* Aim of the exercise
Skip the pictures and extract all of the lines exactly as written.

(Dataset entries on figures)
--

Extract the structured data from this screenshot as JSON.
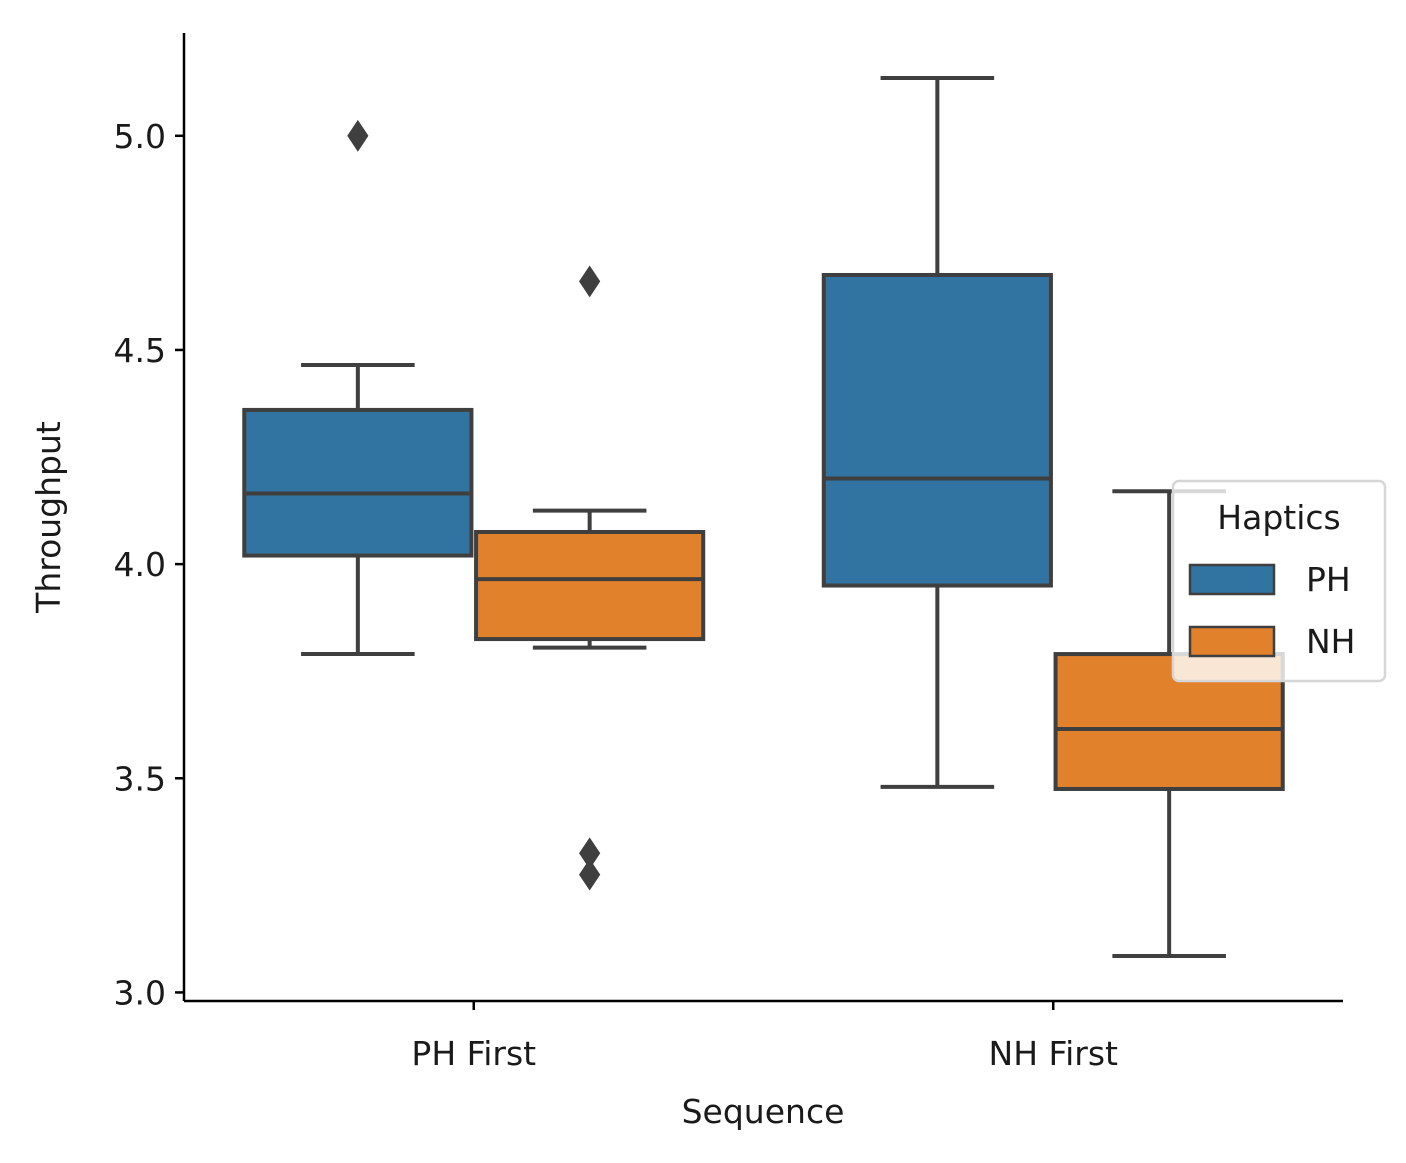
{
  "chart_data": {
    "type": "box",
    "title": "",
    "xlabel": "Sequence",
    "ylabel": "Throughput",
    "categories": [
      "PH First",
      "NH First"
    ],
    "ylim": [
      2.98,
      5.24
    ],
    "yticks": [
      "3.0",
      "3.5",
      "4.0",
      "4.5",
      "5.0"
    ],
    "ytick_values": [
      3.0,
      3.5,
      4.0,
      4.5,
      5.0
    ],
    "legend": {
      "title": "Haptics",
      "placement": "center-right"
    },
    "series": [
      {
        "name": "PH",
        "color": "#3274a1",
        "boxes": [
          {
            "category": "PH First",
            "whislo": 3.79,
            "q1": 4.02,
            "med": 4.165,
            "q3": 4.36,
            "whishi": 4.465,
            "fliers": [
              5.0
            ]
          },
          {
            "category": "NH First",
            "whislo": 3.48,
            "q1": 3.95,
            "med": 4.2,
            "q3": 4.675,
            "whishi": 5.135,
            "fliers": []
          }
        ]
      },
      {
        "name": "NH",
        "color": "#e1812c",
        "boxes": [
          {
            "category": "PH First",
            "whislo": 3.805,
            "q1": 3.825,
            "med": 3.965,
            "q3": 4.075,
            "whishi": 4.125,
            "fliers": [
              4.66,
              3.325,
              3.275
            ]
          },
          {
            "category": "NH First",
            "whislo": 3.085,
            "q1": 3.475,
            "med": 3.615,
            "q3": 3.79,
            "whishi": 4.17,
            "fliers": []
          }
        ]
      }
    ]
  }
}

--

* Result for this exercise
Extract the structured data from this screenshot as JSON.
{
  "chart_data": {
    "type": "box",
    "title": "",
    "xlabel": "Sequence",
    "ylabel": "Throughput",
    "categories": [
      "PH First",
      "NH First"
    ],
    "ylim": [
      2.98,
      5.24
    ],
    "yticks": [
      "3.0",
      "3.5",
      "4.0",
      "4.5",
      "5.0"
    ],
    "ytick_values": [
      3.0,
      3.5,
      4.0,
      4.5,
      5.0
    ],
    "legend": {
      "title": "Haptics",
      "placement": "center-right"
    },
    "series": [
      {
        "name": "PH",
        "color": "#3274a1",
        "boxes": [
          {
            "category": "PH First",
            "whislo": 3.79,
            "q1": 4.02,
            "med": 4.165,
            "q3": 4.36,
            "whishi": 4.465,
            "fliers": [
              5.0
            ]
          },
          {
            "category": "NH First",
            "whislo": 3.48,
            "q1": 3.95,
            "med": 4.2,
            "q3": 4.675,
            "whishi": 5.135,
            "fliers": []
          }
        ]
      },
      {
        "name": "NH",
        "color": "#e1812c",
        "boxes": [
          {
            "category": "PH First",
            "whislo": 3.805,
            "q1": 3.825,
            "med": 3.965,
            "q3": 4.075,
            "whishi": 4.125,
            "fliers": [
              4.66,
              3.325,
              3.275
            ]
          },
          {
            "category": "NH First",
            "whislo": 3.085,
            "q1": 3.475,
            "med": 3.615,
            "q3": 3.79,
            "whishi": 4.17,
            "fliers": []
          }
        ]
      }
    ]
  }
}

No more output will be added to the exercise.